— begin EXERCISE MATERIAL —

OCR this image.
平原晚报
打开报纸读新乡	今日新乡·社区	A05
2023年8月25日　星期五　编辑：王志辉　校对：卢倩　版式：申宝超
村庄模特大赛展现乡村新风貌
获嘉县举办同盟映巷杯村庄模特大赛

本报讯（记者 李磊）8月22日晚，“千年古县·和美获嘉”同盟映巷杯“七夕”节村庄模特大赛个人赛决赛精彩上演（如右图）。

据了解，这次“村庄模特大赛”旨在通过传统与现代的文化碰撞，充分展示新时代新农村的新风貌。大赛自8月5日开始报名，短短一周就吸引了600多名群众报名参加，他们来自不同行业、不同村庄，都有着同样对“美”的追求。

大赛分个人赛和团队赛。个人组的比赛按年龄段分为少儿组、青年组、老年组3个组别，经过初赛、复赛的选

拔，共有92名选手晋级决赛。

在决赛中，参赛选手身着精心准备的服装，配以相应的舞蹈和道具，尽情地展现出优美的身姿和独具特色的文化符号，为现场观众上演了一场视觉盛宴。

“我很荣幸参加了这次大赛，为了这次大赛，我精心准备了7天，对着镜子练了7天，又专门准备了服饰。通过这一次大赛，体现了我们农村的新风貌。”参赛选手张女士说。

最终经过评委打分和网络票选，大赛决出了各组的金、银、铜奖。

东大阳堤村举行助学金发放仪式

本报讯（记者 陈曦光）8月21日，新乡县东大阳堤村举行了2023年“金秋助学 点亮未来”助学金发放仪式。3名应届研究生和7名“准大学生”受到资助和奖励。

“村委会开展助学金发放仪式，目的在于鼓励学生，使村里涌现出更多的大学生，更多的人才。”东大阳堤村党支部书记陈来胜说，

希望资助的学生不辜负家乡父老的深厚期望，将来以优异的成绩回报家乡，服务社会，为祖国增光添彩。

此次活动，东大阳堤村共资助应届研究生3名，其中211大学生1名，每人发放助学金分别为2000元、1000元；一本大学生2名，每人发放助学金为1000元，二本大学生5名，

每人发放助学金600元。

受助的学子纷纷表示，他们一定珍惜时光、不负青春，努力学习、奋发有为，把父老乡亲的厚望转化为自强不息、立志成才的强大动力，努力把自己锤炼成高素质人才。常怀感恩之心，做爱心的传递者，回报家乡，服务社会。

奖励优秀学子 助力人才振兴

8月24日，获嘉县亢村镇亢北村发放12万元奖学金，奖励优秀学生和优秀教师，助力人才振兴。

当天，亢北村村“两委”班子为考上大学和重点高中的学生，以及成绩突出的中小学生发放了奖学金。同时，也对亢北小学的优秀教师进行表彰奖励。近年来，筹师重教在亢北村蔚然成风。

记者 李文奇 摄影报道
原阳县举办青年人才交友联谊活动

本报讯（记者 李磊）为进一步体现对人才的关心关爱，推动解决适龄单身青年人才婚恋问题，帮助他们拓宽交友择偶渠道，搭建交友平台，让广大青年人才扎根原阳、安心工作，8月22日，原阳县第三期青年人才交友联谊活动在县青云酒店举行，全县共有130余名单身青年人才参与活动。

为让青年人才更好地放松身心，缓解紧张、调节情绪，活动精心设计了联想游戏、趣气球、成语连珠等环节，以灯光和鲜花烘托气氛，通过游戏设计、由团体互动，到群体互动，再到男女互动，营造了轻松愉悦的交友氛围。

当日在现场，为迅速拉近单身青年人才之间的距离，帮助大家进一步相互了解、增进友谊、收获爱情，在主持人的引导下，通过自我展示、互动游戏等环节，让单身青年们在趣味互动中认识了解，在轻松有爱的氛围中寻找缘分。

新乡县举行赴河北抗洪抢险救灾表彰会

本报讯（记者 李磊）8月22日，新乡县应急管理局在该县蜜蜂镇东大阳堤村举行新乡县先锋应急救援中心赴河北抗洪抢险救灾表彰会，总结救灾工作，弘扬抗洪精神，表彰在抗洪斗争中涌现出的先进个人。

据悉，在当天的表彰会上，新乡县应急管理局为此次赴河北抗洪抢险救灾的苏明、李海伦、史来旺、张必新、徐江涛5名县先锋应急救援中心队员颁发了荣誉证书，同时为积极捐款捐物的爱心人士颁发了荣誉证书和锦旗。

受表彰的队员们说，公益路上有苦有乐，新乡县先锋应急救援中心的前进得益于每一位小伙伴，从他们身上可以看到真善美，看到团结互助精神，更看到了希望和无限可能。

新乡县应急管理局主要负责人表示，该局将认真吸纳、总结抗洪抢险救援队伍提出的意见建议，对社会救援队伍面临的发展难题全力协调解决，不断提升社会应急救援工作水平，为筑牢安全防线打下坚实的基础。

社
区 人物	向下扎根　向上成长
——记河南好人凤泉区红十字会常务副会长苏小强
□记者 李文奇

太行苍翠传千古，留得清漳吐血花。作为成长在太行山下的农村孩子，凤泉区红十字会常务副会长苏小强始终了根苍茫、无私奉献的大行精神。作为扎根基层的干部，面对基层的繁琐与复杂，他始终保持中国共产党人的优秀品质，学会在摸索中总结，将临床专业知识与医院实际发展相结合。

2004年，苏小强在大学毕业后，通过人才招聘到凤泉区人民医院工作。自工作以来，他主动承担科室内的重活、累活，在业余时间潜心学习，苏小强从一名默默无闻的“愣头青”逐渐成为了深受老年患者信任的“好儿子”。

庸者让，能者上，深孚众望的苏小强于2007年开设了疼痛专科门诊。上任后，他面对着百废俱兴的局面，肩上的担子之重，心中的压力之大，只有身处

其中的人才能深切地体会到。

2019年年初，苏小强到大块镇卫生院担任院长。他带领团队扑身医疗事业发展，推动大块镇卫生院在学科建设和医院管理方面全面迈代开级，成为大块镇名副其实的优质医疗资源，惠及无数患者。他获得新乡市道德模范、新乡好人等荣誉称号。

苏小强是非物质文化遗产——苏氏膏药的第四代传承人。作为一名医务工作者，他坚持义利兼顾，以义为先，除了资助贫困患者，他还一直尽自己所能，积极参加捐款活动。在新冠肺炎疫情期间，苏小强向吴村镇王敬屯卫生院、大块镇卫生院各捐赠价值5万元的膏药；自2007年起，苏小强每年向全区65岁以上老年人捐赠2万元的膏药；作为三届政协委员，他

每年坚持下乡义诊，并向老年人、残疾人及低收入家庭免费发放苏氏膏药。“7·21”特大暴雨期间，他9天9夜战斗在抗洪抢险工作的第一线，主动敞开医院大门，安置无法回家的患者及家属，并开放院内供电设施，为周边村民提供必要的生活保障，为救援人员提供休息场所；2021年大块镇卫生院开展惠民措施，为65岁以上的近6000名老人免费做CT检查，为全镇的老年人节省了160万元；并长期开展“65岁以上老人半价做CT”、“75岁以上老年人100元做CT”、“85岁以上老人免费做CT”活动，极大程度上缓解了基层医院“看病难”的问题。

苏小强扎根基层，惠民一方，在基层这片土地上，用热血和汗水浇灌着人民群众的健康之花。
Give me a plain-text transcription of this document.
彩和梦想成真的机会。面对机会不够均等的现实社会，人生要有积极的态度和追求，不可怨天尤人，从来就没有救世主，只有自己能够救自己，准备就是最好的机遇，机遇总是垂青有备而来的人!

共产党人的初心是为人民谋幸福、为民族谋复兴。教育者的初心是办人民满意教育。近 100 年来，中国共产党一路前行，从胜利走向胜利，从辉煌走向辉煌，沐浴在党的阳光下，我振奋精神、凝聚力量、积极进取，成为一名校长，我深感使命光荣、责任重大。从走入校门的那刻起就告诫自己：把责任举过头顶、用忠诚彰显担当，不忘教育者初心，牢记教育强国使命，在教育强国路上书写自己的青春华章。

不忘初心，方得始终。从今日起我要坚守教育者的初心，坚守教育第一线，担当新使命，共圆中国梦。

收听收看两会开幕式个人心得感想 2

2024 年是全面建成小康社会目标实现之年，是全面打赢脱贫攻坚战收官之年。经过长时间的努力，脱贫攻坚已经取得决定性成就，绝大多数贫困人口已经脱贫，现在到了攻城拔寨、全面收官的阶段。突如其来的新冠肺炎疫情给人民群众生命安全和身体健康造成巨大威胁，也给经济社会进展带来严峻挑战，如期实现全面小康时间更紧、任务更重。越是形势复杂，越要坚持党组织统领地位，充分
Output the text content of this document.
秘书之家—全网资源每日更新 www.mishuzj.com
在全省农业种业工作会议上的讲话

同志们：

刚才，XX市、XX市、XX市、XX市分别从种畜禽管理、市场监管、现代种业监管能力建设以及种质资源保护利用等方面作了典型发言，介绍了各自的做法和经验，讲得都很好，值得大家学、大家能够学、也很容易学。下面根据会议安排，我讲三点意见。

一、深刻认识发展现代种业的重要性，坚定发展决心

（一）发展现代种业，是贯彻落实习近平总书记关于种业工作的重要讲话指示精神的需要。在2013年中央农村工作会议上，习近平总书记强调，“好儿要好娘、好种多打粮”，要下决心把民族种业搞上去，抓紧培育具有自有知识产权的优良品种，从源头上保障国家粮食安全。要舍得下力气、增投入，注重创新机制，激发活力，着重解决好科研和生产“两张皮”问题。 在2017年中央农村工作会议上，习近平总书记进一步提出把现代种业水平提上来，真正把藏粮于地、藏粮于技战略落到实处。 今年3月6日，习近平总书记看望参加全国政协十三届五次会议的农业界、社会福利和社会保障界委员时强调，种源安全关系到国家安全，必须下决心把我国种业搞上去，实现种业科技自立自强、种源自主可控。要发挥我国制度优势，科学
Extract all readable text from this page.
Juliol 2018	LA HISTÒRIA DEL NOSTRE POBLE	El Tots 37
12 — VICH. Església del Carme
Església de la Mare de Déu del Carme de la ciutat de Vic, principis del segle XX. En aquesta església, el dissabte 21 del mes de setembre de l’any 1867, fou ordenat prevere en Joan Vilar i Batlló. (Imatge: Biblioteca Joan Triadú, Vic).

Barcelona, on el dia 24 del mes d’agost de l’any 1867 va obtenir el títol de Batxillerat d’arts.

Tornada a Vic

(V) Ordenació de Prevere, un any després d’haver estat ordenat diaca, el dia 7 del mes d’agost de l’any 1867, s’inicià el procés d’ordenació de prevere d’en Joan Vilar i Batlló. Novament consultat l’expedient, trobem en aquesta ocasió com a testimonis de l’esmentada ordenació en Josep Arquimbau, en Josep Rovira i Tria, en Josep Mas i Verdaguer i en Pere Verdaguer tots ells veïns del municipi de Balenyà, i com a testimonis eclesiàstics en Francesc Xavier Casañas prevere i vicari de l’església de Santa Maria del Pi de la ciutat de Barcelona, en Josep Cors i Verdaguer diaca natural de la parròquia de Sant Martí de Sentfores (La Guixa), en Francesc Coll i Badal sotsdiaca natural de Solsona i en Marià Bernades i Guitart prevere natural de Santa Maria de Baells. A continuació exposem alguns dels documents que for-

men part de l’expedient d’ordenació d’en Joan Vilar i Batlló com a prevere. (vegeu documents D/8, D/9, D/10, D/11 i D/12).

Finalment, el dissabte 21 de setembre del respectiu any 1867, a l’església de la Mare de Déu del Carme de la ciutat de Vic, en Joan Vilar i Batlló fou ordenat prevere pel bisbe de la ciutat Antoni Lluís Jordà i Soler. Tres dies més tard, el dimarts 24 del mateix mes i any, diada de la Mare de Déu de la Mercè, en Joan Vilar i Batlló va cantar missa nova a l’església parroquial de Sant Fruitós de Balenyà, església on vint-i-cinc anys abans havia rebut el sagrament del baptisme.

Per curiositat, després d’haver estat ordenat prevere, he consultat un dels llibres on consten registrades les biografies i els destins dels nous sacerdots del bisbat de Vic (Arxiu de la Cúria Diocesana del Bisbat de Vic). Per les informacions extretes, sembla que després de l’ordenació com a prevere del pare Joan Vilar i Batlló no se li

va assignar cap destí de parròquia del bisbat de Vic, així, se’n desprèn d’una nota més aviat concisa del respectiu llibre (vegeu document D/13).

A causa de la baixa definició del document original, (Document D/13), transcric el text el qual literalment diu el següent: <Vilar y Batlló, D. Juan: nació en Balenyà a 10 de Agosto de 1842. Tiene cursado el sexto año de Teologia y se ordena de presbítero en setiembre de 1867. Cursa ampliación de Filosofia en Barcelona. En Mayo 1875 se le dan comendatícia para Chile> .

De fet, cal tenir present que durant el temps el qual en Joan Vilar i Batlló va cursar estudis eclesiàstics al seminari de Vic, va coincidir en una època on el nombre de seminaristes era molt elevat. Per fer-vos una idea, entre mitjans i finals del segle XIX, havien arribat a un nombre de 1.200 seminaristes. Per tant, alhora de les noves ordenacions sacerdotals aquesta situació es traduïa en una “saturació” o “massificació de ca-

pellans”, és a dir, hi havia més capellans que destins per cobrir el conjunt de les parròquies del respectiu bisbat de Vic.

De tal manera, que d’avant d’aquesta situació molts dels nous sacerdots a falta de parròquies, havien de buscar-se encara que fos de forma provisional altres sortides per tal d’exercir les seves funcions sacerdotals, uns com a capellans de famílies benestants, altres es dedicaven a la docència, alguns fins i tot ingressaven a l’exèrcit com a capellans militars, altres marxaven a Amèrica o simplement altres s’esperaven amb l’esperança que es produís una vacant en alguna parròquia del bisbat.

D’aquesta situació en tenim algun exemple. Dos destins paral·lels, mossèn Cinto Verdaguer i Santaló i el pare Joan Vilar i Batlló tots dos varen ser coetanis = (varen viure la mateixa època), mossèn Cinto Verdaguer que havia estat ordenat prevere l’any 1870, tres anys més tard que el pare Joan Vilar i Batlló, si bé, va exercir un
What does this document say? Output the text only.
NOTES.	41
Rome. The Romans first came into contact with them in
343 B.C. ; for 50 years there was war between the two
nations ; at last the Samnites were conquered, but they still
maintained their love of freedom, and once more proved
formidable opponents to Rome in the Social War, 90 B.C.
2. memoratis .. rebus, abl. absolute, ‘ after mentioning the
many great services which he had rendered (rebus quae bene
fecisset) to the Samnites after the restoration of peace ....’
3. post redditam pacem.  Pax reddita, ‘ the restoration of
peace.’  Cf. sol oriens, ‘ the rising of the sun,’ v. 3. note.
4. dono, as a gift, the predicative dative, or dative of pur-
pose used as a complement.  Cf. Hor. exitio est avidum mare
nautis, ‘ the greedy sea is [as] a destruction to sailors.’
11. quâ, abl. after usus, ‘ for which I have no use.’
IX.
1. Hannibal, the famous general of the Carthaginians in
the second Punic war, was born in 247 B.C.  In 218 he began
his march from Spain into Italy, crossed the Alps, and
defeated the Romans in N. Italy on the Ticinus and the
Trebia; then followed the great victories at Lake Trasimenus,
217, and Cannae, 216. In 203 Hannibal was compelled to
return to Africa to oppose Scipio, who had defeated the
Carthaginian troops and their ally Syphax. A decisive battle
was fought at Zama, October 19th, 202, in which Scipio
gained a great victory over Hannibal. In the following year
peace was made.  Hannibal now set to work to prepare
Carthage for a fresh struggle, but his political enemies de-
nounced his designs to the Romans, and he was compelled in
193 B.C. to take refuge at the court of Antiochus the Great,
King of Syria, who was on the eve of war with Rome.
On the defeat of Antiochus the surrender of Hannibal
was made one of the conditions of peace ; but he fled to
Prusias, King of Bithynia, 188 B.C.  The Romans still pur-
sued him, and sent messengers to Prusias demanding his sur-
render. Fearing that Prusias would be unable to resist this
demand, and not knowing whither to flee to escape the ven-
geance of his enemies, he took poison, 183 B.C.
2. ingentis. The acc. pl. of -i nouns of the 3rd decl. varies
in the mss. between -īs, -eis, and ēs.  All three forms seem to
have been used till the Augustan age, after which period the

— end EXERCISE MATERIAL —

→ REQUIRED TASK: Go through the records above, find every line with the word "segle", and list those lines.

→ ANSWER TO THE TASK:
Església de la Mare de Déu del Carme de la ciutat de Vic, principis del segle XX. En aquesta església, el dissabte 21 del mes de setembre de l’any 1867, fou ordenat prevere en Joan Vilar i Batlló. (Imatge: Biblioteca Joan Triadú, Vic).
De fet, cal tenir present que durant el temps el qual en Joan Vilar i Batlló va cursar estudis eclesiàstics al seminari de Vic, va coincidir en una època on el nombre de seminaristes era molt elevat. Per fer-vos una idea, entre mitjans i finals del segle XIX, havien arribat a un nombre de 1.200 seminaristes. Per tant, alhora de les noves ordenacions sacerdotals aquesta situació es traduïa en una “saturació” o “massificació de ca-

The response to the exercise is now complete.